■ **DATA EXTRACT**:
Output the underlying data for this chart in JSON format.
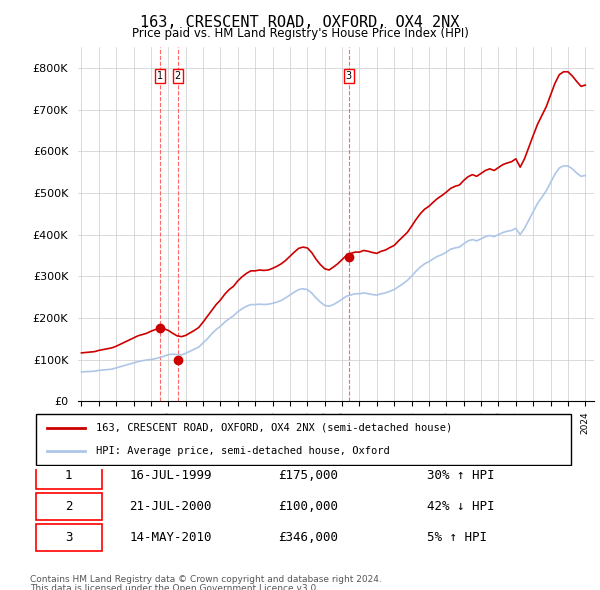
{
  "title": "163, CRESCENT ROAD, OXFORD, OX4 2NX",
  "subtitle": "Price paid vs. HM Land Registry's House Price Index (HPI)",
  "ylabel": "",
  "ylim": [
    0,
    850000
  ],
  "yticks": [
    0,
    100000,
    200000,
    300000,
    400000,
    500000,
    600000,
    700000,
    800000
  ],
  "ytick_labels": [
    "£0",
    "£100K",
    "£200K",
    "£300K",
    "£400K",
    "£500K",
    "£600K",
    "£700K",
    "£800K"
  ],
  "sale_color": "#cc0000",
  "hpi_color": "#aec6e8",
  "vline_color": "#ff6666",
  "marker_color": "#cc0000",
  "transactions": [
    {
      "label": "1",
      "date_str": "16-JUL-1999",
      "year": 1999.54,
      "price": 175000,
      "pct": "30%",
      "dir": "↑"
    },
    {
      "label": "2",
      "date_str": "21-JUL-2000",
      "year": 2000.54,
      "price": 100000,
      "pct": "42%",
      "dir": "↓"
    },
    {
      "label": "3",
      "date_str": "14-MAY-2010",
      "year": 2010.37,
      "price": 346000,
      "pct": "5%",
      "dir": "↑"
    }
  ],
  "legend_line1": "163, CRESCENT ROAD, OXFORD, OX4 2NX (semi-detached house)",
  "legend_line2": "HPI: Average price, semi-detached house, Oxford",
  "footer1": "Contains HM Land Registry data © Crown copyright and database right 2024.",
  "footer2": "This data is licensed under the Open Government Licence v3.0.",
  "table_rows": [
    [
      "1",
      "16-JUL-1999",
      "£175,000",
      "30% ↑ HPI"
    ],
    [
      "2",
      "21-JUL-2000",
      "£100,000",
      "42% ↓ HPI"
    ],
    [
      "3",
      "14-MAY-2010",
      "£346,000",
      "5% ↑ HPI"
    ]
  ],
  "hpi_data": {
    "years": [
      1995.0,
      1995.25,
      1995.5,
      1995.75,
      1996.0,
      1996.25,
      1996.5,
      1996.75,
      1997.0,
      1997.25,
      1997.5,
      1997.75,
      1998.0,
      1998.25,
      1998.5,
      1998.75,
      1999.0,
      1999.25,
      1999.5,
      1999.75,
      2000.0,
      2000.25,
      2000.5,
      2000.75,
      2001.0,
      2001.25,
      2001.5,
      2001.75,
      2002.0,
      2002.25,
      2002.5,
      2002.75,
      2003.0,
      2003.25,
      2003.5,
      2003.75,
      2004.0,
      2004.25,
      2004.5,
      2004.75,
      2005.0,
      2005.25,
      2005.5,
      2005.75,
      2006.0,
      2006.25,
      2006.5,
      2006.75,
      2007.0,
      2007.25,
      2007.5,
      2007.75,
      2008.0,
      2008.25,
      2008.5,
      2008.75,
      2009.0,
      2009.25,
      2009.5,
      2009.75,
      2010.0,
      2010.25,
      2010.5,
      2010.75,
      2011.0,
      2011.25,
      2011.5,
      2011.75,
      2012.0,
      2012.25,
      2012.5,
      2012.75,
      2013.0,
      2013.25,
      2013.5,
      2013.75,
      2014.0,
      2014.25,
      2014.5,
      2014.75,
      2015.0,
      2015.25,
      2015.5,
      2015.75,
      2016.0,
      2016.25,
      2016.5,
      2016.75,
      2017.0,
      2017.25,
      2017.5,
      2017.75,
      2018.0,
      2018.25,
      2018.5,
      2018.75,
      2019.0,
      2019.25,
      2019.5,
      2019.75,
      2020.0,
      2020.25,
      2020.5,
      2020.75,
      2021.0,
      2021.25,
      2021.5,
      2021.75,
      2022.0,
      2022.25,
      2022.5,
      2022.75,
      2023.0,
      2023.25,
      2023.5,
      2023.75,
      2024.0
    ],
    "values": [
      70000,
      71000,
      71500,
      72000,
      74000,
      75000,
      76000,
      77000,
      80000,
      83000,
      86000,
      89000,
      92000,
      95000,
      97000,
      99000,
      100000,
      102000,
      105000,
      108000,
      112000,
      113000,
      112000,
      111000,
      115000,
      120000,
      125000,
      130000,
      140000,
      150000,
      162000,
      172000,
      180000,
      190000,
      198000,
      205000,
      215000,
      222000,
      228000,
      232000,
      232000,
      233000,
      232000,
      233000,
      235000,
      238000,
      242000,
      248000,
      255000,
      262000,
      268000,
      270000,
      268000,
      260000,
      248000,
      238000,
      230000,
      228000,
      232000,
      238000,
      245000,
      252000,
      255000,
      258000,
      258000,
      260000,
      258000,
      256000,
      255000,
      258000,
      260000,
      264000,
      268000,
      275000,
      282000,
      290000,
      300000,
      312000,
      322000,
      330000,
      335000,
      342000,
      348000,
      352000,
      358000,
      365000,
      368000,
      370000,
      378000,
      385000,
      388000,
      385000,
      390000,
      395000,
      398000,
      395000,
      400000,
      405000,
      408000,
      410000,
      415000,
      400000,
      415000,
      435000,
      455000,
      475000,
      490000,
      505000,
      525000,
      545000,
      560000,
      565000,
      565000,
      558000,
      548000,
      540000,
      542000
    ]
  },
  "sale_hpi_data": {
    "years": [
      1995.0,
      1995.25,
      1995.5,
      1995.75,
      1996.0,
      1996.25,
      1996.5,
      1996.75,
      1997.0,
      1997.25,
      1997.5,
      1997.75,
      1998.0,
      1998.25,
      1998.5,
      1998.75,
      1999.0,
      1999.25,
      1999.5,
      1999.75,
      2000.0,
      2000.25,
      2000.5,
      2000.75,
      2001.0,
      2001.25,
      2001.5,
      2001.75,
      2002.0,
      2002.25,
      2002.5,
      2002.75,
      2003.0,
      2003.25,
      2003.5,
      2003.75,
      2004.0,
      2004.25,
      2004.5,
      2004.75,
      2005.0,
      2005.25,
      2005.5,
      2005.75,
      2006.0,
      2006.25,
      2006.5,
      2006.75,
      2007.0,
      2007.25,
      2007.5,
      2007.75,
      2008.0,
      2008.25,
      2008.5,
      2008.75,
      2009.0,
      2009.25,
      2009.5,
      2009.75,
      2010.0,
      2010.25,
      2010.5,
      2010.75,
      2011.0,
      2011.25,
      2011.5,
      2011.75,
      2012.0,
      2012.25,
      2012.5,
      2012.75,
      2013.0,
      2013.25,
      2013.5,
      2013.75,
      2014.0,
      2014.25,
      2014.5,
      2014.75,
      2015.0,
      2015.25,
      2015.5,
      2015.75,
      2016.0,
      2016.25,
      2016.5,
      2016.75,
      2017.0,
      2017.25,
      2017.5,
      2017.75,
      2018.0,
      2018.25,
      2018.5,
      2018.75,
      2019.0,
      2019.25,
      2019.5,
      2019.75,
      2020.0,
      2020.25,
      2020.5,
      2020.75,
      2021.0,
      2021.25,
      2021.5,
      2021.75,
      2022.0,
      2022.25,
      2022.5,
      2022.75,
      2023.0,
      2023.25,
      2023.5,
      2023.75,
      2024.0
    ],
    "values": [
      116000,
      117000,
      118000,
      119000,
      122000,
      124000,
      126000,
      128000,
      132000,
      137000,
      142000,
      147000,
      152000,
      157000,
      160000,
      163000,
      168000,
      172000,
      175000,
      174000,
      170000,
      163000,
      157000,
      155000,
      158000,
      164000,
      170000,
      177000,
      190000,
      204000,
      218000,
      232000,
      243000,
      257000,
      268000,
      276000,
      289000,
      299000,
      307000,
      313000,
      313000,
      315000,
      314000,
      315000,
      319000,
      324000,
      330000,
      338000,
      348000,
      358000,
      367000,
      370000,
      368000,
      357000,
      341000,
      328000,
      318000,
      315000,
      322000,
      330000,
      340000,
      350000,
      355000,
      358000,
      358000,
      362000,
      360000,
      357000,
      355000,
      360000,
      363000,
      369000,
      374000,
      385000,
      395000,
      405000,
      420000,
      436000,
      450000,
      461000,
      468000,
      478000,
      487000,
      494000,
      502000,
      511000,
      516000,
      519000,
      530000,
      539000,
      544000,
      540000,
      547000,
      554000,
      558000,
      554000,
      561000,
      568000,
      572000,
      575000,
      582000,
      562000,
      582000,
      610000,
      638000,
      665000,
      686000,
      707000,
      735000,
      763000,
      784000,
      791000,
      791000,
      781000,
      768000,
      756000,
      759000
    ]
  }
}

■ **WHAT THE TASK ASKS**: Check each line of the listing above for the string "ROAD", then report only how many lines have it.

■ **REPLY TO THE TASK**: 2